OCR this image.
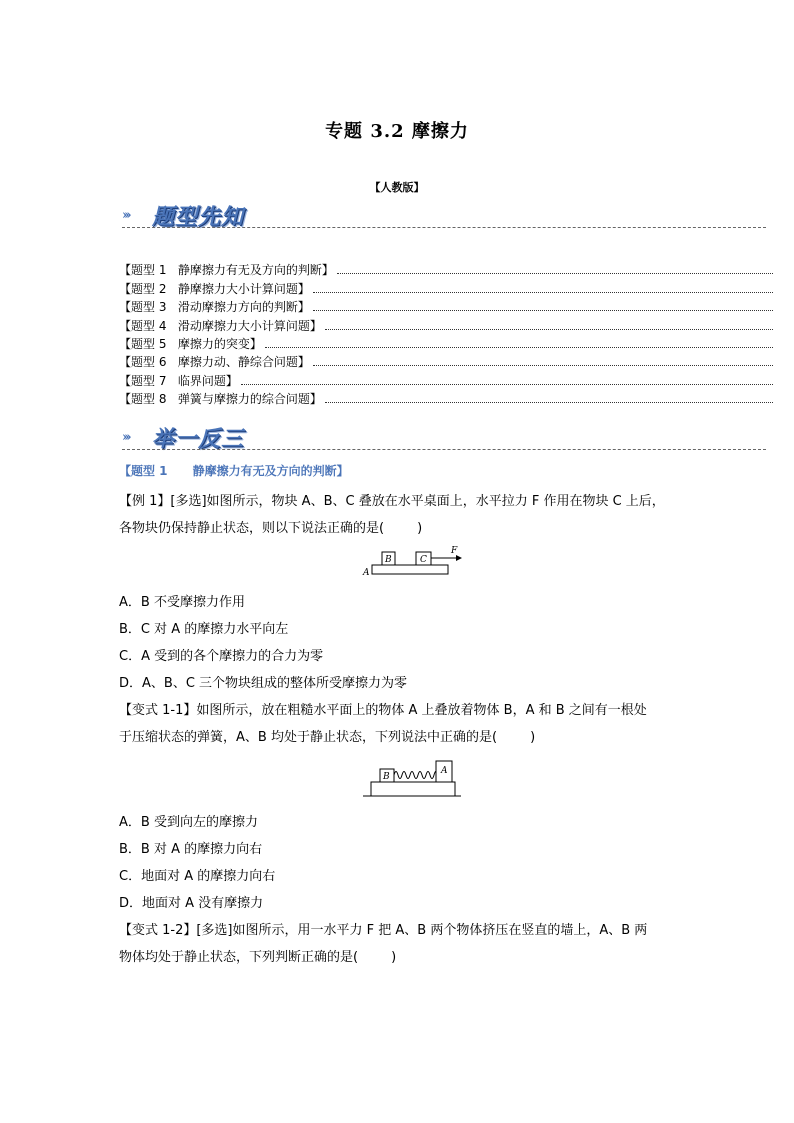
专题 3.2 摩擦力
【人教版】
››› 题型先知
【题型 1   静摩擦力有无及方向的判断】
【题型 2   静摩擦力大小计算问题】
【题型 3   滑动摩擦力方向的判断】
【题型 4   滑动摩擦力大小计算问题】
【题型 5   摩擦力的突变】
【题型 6   摩擦力动、静综合问题】
【题型 7   临界问题】
【题型 8   弹簧与摩擦力的综合问题】
››› 举一反三
【题型 1      静摩擦力有无及方向的判断】
【例 1】[多选]如图所示，物块 A、B、C 叠放在水平桌面上，水平拉力 F 作用在物块 C 上后，
各物块仍保持静止状态，则以下说法正确的是(        )
A
B	C
F
A．B 不受摩擦力作用
B．C 对 A 的摩擦力水平向左
C．A 受到的各个摩擦力的合力为零
D．A、B、C 三个物块组成的整体所受摩擦力为零
【变式 1-1】如图所示，放在粗糙水平面上的物体 A 上叠放着物体 B，A 和 B 之间有一根处
于压缩状态的弹簧，A、B 均处于静止状态，下列说法中正确的是(        )
B
A
A．B 受到向左的摩擦力
B．B 对 A 的摩擦力向右
C．地面对 A 的摩擦力向右
D．地面对 A 没有摩擦力
【变式 1-2】[多选]如图所示，用一水平力 F 把 A、B 两个物体挤压在竖直的墙上，A、B 两
物体均处于静止状态，下列判断正确的是(        )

> [EXERCISE PROMPT]:
Repeat the data exactly, excluding the pictures.

> [FINISHED TASK]:
OCR this image.
专题 3.2 摩擦力
【人教版】
››› 题型先知
【题型 1   静摩擦力有无及方向的判断】
【题型 2   静摩擦力大小计算问题】
【题型 3   滑动摩擦力方向的判断】
【题型 4   滑动摩擦力大小计算问题】
【题型 5   摩擦力的突变】
【题型 6   摩擦力动、静综合问题】
【题型 7   临界问题】
【题型 8   弹簧与摩擦力的综合问题】
››› 举一反三
【题型 1      静摩擦力有无及方向的判断】
【例 1】[多选]如图所示，物块 A、B、C 叠放在水平桌面上，水平拉力 F 作用在物块 C 上后，
各物块仍保持静止状态，则以下说法正确的是(        )
A
B	C
F
A．B 不受摩擦力作用
B．C 对 A 的摩擦力水平向左
C．A 受到的各个摩擦力的合力为零
D．A、B、C 三个物块组成的整体所受摩擦力为零
【变式 1-1】如图所示，放在粗糙水平面上的物体 A 上叠放着物体 B，A 和 B 之间有一根处
于压缩状态的弹簧，A、B 均处于静止状态，下列说法中正确的是(        )
B
A
A．B 受到向左的摩擦力
B．B 对 A 的摩擦力向右
C．地面对 A 的摩擦力向右
D．地面对 A 没有摩擦力
【变式 1-2】[多选]如图所示，用一水平力 F 把 A、B 两个物体挤压在竖直的墙上，A、B 两
物体均处于静止状态，下列判断正确的是(        )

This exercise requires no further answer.